* [PROBLEMS TO WORK ON]:
1. From the entity extraction notebook, list every name imported from sklearn.metrics.
2. Write the next part of the entity extraction notebook, picking up after its final line of code.

* [SOURCE]:

* * * *

# Purpose
The purpose of this notebook is to execute a grid search like evaluation of different Entity Extraction model parameters. This is the second iteration, and will implement parameters from the first iteration.

**Parameters Selected Based on Iteration 1**:

* **Embedding**: Glove
* **Stopwords**: False
* **Lemmatization**: False
* **LSTM Stack**: True
* **Hidden Dimension - Layer 1**: 32
* **Hidden Dimension - Layer 2**: 128
* **Dropout** : True
* **Dropout Rate**: 0.5
* **Sample Weights**: False
* **Trainable**: True 

**Parameters to Evaluate:**
* Optimizer
* Time Distribution

## Import

### Packages

In [2]:
# General
import codecs, io, os, re, sys, time
from collections import OrderedDict 
from scipy.stats import uniform
from tqdm import tqdm

# Analysis
import numpy as np
import pandas as pd
from sklearn.metrics import \
    accuracy_score, classification_report, confusion_matrix, \
    precision_recall_fscore_support
from sklearn.model_selection import \
    ParameterGrid, RandomizedSearchCV, RepeatedStratifiedKFold
from sklearn.utils.class_weight import compute_class_weight

# Visual
# import matplotlib.pyplot as plt
# import seaborn as sn

# Deep Learning
import tensorflow as tf
from keras.wrappers.scikit_learn import KerasClassifier
from keras.callbacks import EarlyStopping
from keras.layers.experimental.preprocessing import TextVectorization

### Custom Functions

In [3]:
sys.path.append('*')
from source_entity_extraction import *

[nltk_data] Downloading package wordnet to
[nltk_data]     C:\Users\canfi\AppData\Roaming\nltk_data...
[nltk_data]   Package wordnet is already up-to-date!
[nltk_data] Downloading package stopwords to
[nltk_data]     C:\Users\canfi\AppData\Roaming\nltk_data...
[nltk_data]   Package stopwords is already up-to-date!


### Data
The training data is imported and the necessary columns are converted to lists.

In [4]:
#import data
path_dir_data ="./../data"
subfolder_a = "input"
file_training_data = "training_data_dir_multiclass.xlsx"
path_training_data = os.path.join(path_dir_data, subfolder_a, file_training_data)
dataset = pd.read_excel(path_training_data,  engine='openpyxl')

#convert into lists
df = pd.DataFrame({
    'text': dataset.sentence, 
    'node1': dataset.node_1, 
    'node2': dataset.node_2
    })

df.dropna(inplace = True)

* * * *

* [EXTRACTED MATERIAL]:

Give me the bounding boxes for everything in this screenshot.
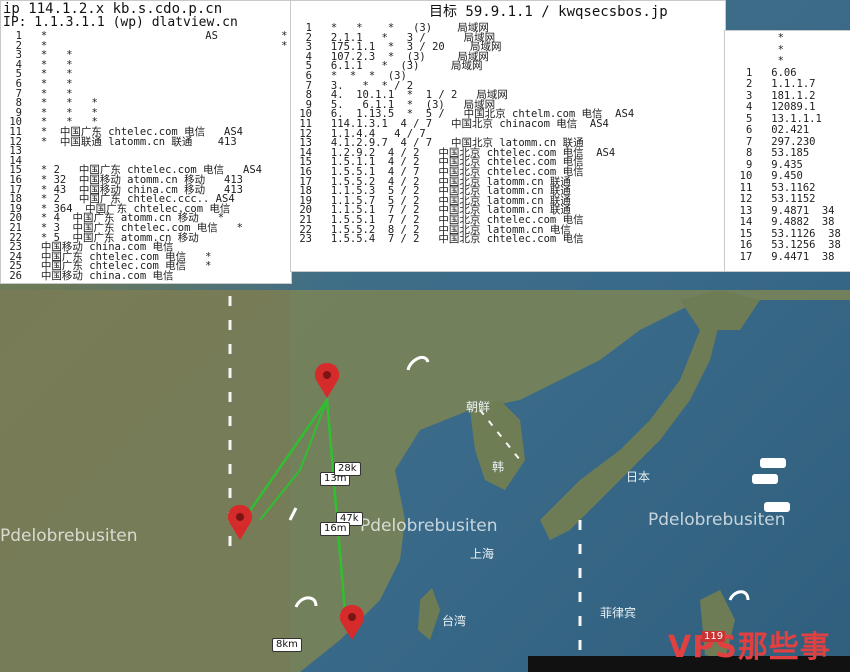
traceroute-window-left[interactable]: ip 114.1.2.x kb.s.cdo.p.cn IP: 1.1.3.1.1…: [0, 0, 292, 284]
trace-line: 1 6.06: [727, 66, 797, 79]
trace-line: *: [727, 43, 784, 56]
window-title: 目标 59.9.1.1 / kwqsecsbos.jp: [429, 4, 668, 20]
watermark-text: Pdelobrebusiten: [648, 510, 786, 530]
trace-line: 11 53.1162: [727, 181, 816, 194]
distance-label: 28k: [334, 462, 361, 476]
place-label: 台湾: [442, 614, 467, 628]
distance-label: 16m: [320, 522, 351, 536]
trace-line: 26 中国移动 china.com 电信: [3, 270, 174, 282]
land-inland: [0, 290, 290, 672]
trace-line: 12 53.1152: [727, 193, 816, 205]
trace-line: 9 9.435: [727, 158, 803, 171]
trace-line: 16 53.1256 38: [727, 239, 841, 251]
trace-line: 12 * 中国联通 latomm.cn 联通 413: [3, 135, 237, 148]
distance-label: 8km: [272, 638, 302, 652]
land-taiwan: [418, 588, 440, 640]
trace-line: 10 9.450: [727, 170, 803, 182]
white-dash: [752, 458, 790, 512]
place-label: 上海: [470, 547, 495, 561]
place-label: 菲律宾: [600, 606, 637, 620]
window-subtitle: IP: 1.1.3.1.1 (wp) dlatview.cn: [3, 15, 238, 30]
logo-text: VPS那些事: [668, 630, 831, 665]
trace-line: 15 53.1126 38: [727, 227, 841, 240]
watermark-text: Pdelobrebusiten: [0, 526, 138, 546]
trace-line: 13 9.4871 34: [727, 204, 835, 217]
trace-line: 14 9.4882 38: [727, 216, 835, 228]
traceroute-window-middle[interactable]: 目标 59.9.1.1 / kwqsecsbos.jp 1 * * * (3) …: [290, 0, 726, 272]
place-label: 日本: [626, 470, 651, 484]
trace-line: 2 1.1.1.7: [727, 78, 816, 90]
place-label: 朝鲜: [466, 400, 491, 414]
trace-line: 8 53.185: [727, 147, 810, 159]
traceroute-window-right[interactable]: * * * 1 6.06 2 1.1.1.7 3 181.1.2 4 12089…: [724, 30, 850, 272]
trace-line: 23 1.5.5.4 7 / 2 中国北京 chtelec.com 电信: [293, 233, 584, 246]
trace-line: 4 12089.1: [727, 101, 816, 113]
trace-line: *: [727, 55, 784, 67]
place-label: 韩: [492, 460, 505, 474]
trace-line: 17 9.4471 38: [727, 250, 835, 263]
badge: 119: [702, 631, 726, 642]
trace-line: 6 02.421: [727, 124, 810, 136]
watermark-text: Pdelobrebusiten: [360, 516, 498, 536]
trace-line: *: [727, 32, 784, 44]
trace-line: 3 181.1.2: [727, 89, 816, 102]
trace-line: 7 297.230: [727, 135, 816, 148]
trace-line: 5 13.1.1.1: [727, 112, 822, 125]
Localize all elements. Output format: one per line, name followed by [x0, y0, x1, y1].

* * * *

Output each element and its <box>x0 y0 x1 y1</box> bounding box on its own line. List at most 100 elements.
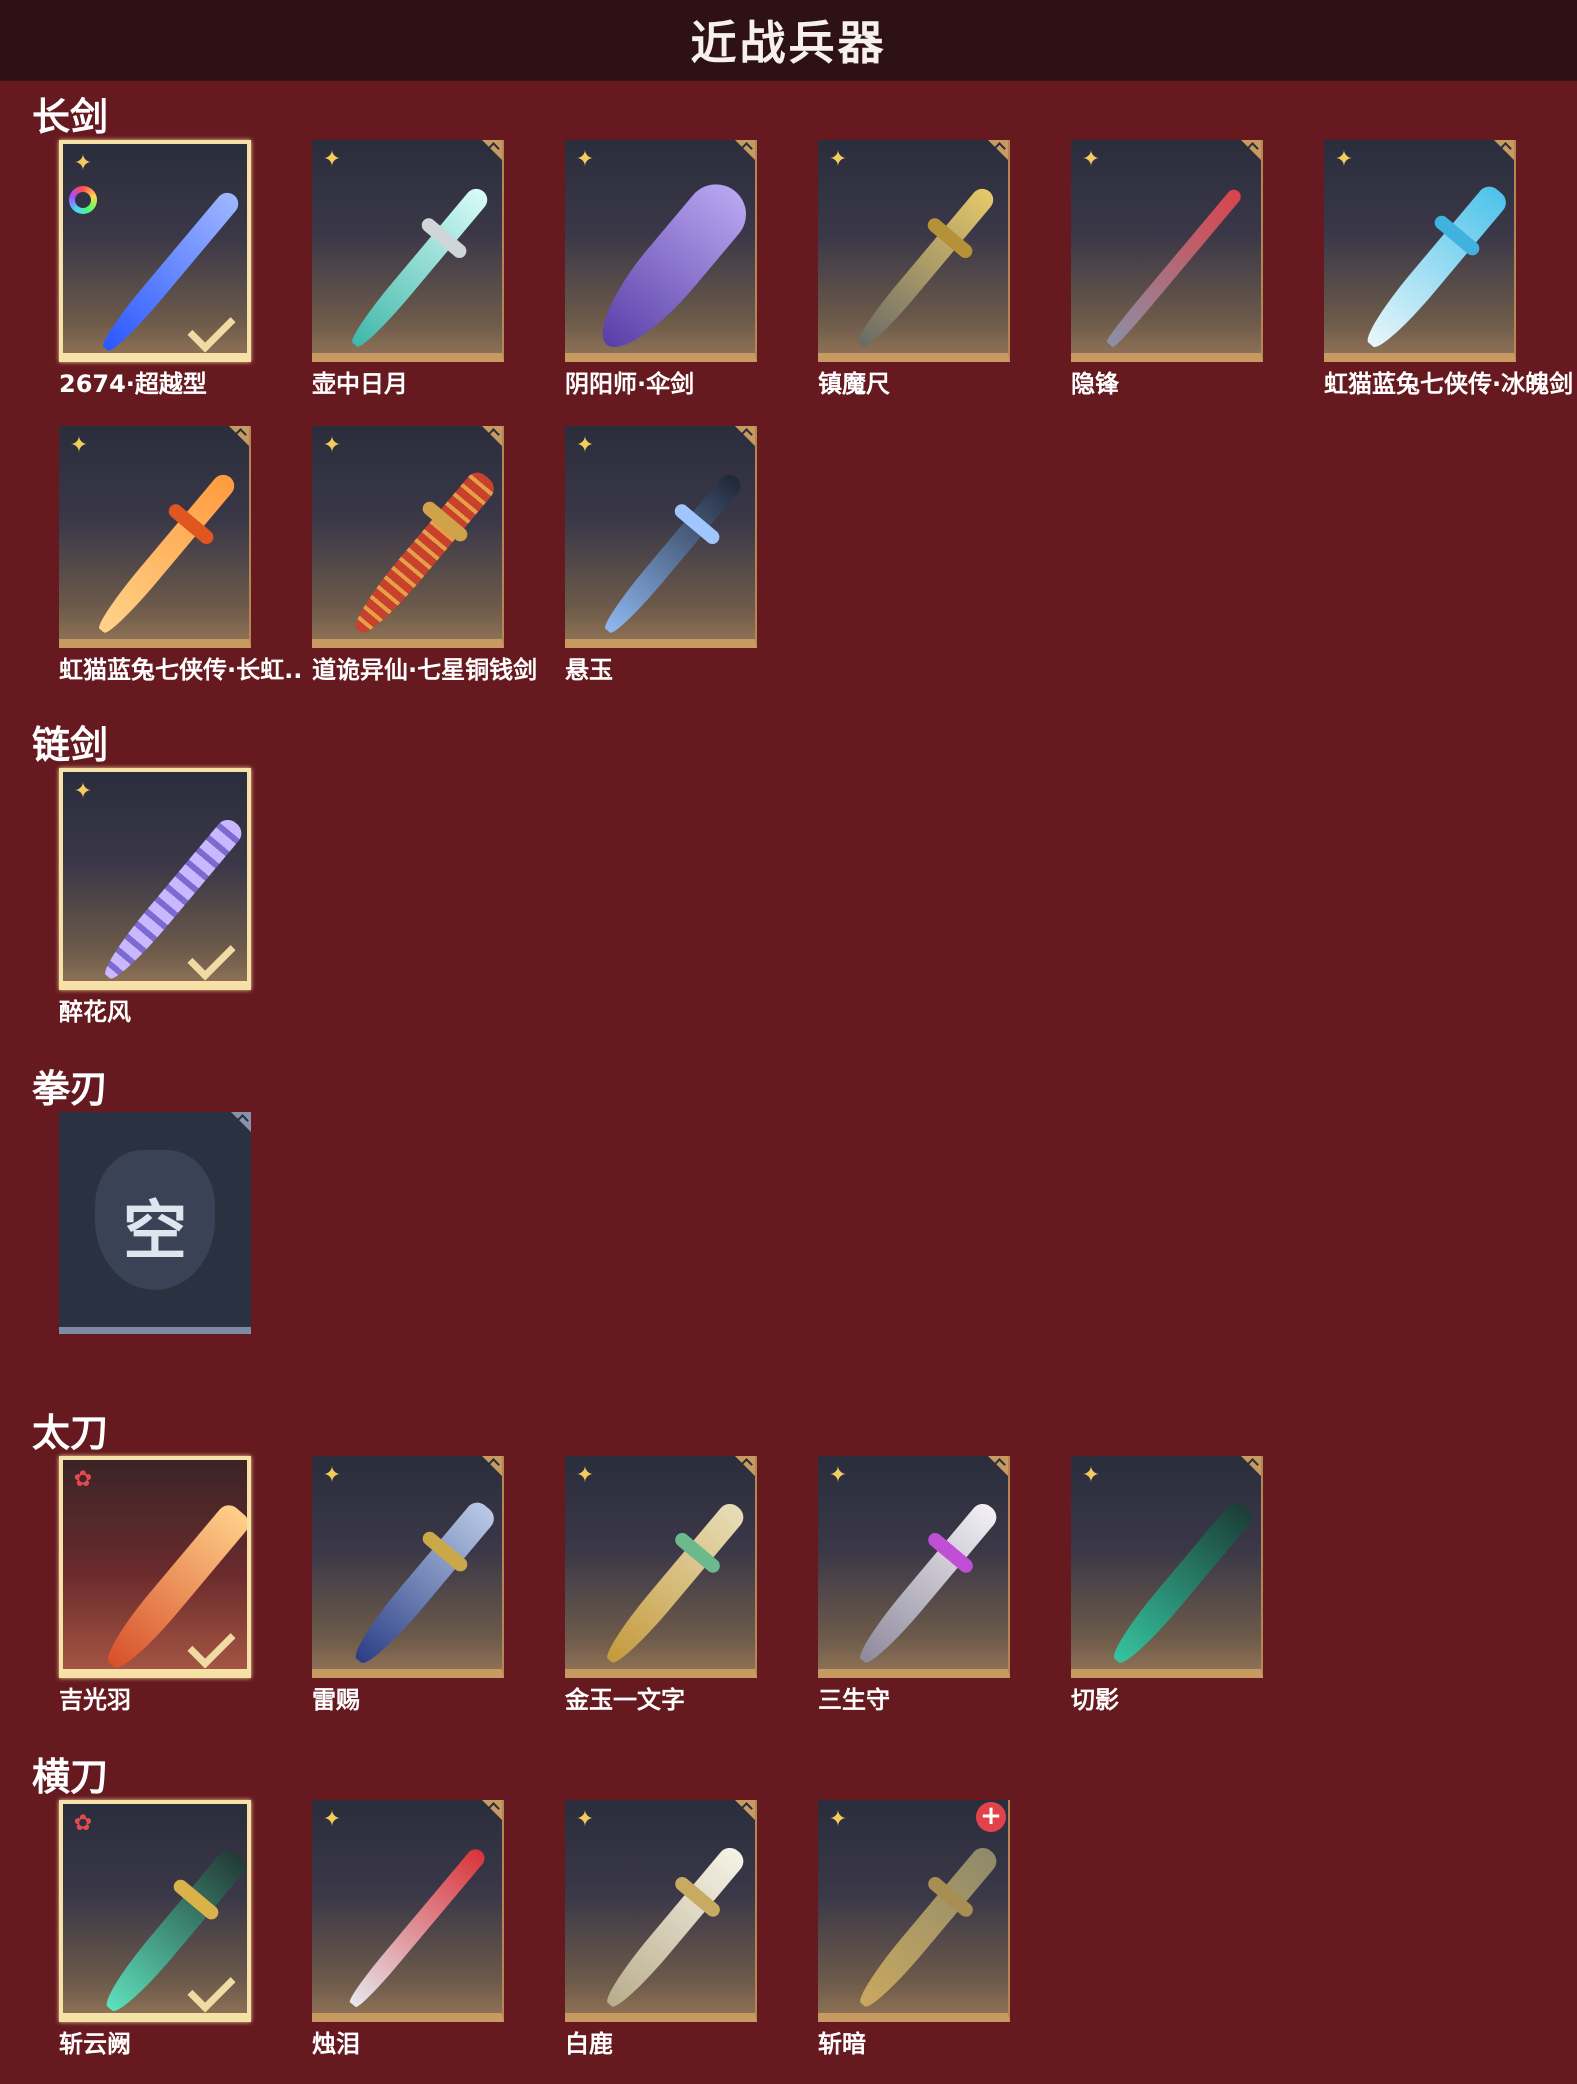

* * * *

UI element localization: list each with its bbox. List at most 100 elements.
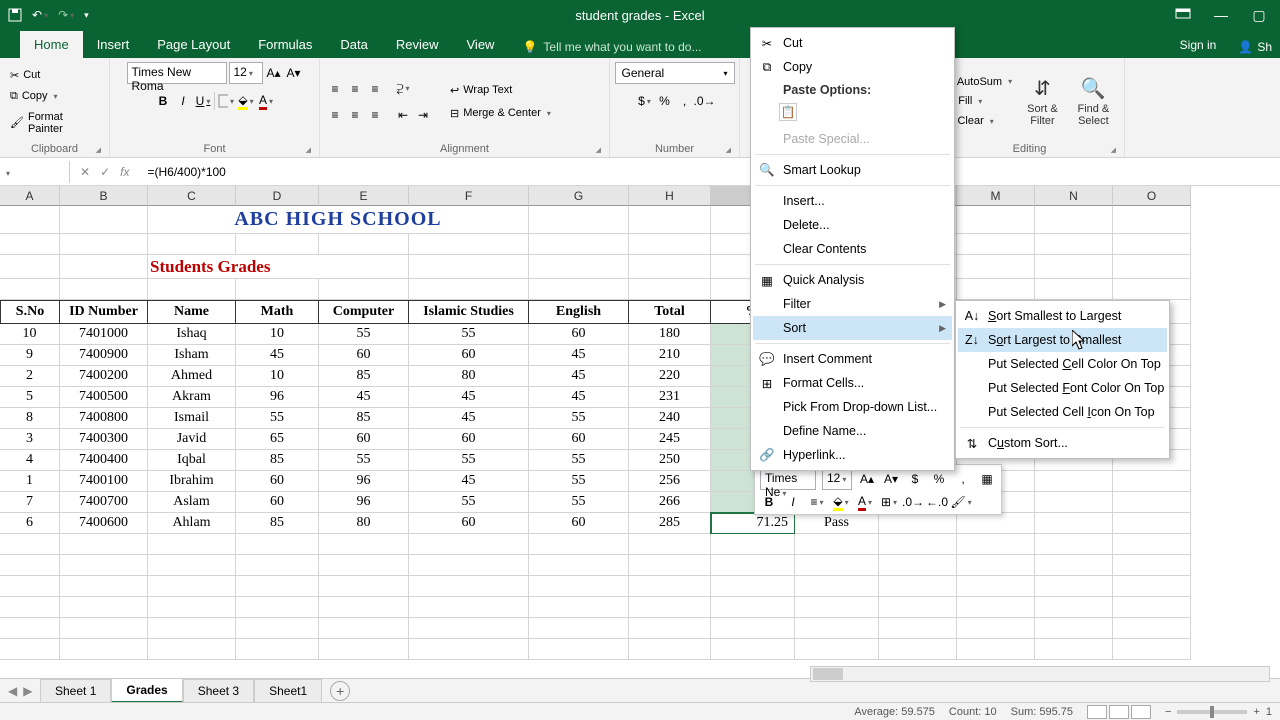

* * * *

* [RESULTS BY TASK]:
1. accuracy_score, classification_report, confusion_matrix, precision_recall_fscore_support

2.
## Randomness
To better control and compare results of the Entity Extraction model between the environments where the model is trainined (Python) and where it will be implemented (R/Shiny), we will attempt to control any random actions by the process to maintain consistent results.

In [5]:
random_state = 5590
np.random.seed(random_state)
tf.random.set_seed(random_state)

# Global Actions
The following section defines global settings or performs actions that are consistent across the entirety of this notebook.

## Variables
Varaibles that are used across multiple calls should be defined here.

In [6]:
MAX_LENGTH = 50
MAX_FEATURES = 1000
BATCH_SIZE = 32
LEMMATIZE = False
STOP_WORDS = False
SAMPLE_WEIGHTS = False
TRAINABLE = True
EMBEDDING_LABELS = [
    "text_vectorization",
    "glove",
    "fasttext"
]

## Pre-Processing


### Text Processing

In [7]:
df = process_text(
    df, 
    stopwords = LEMMATIZE,
    lemmatize = STOP_WORDS
    )

### Target Generation
With the text processing complete we will now create two versions of the target set. The first will have the feature tokens converted into numerical representations for each class: 0, 1, 2. Then we will also create a target set that is a one-hot-encoded representation of the numerical classes.

In [8]:
df = target_gen_wrapper(
    df, 
    max_length=MAX_LENGTH
    )

## Split Data into Training / Test Sets

In [9]:
from sklearn.model_selection import train_test_split
df_train, df_test = train_test_split(
    df,
    test_size=0.25, 
    random_state = random_state
    )

Due to the different nature of random actions between R and Python, it is easier to export the test set than to duplciate the train/test split.

In [10]:
subfolder_b = "output"
subfolder_entity = "entity_extraction"
file_name = 'entity_extraction_test_set.csv'
path = os.path.join(path_dir_data, subfolder_b, 
                    subfolder_entity, file_name)
df_test.to_csv(path, index_label=False)

# Feature/Target Definition
We need to define a target variable and perform preprocessing steps on the features before inputting into the model

In [11]:
# Features
X_train = df_train['text'].tolist()
X_test = df_test['text'].tolist()

# Targets
y_train_val = df_train['target_labels'].tolist()
y_test_val = df_test['target_labels'].tolist()

### Export Target Classes
To simplify eventual work in R, we will generate the our target classes the test dataset and export it.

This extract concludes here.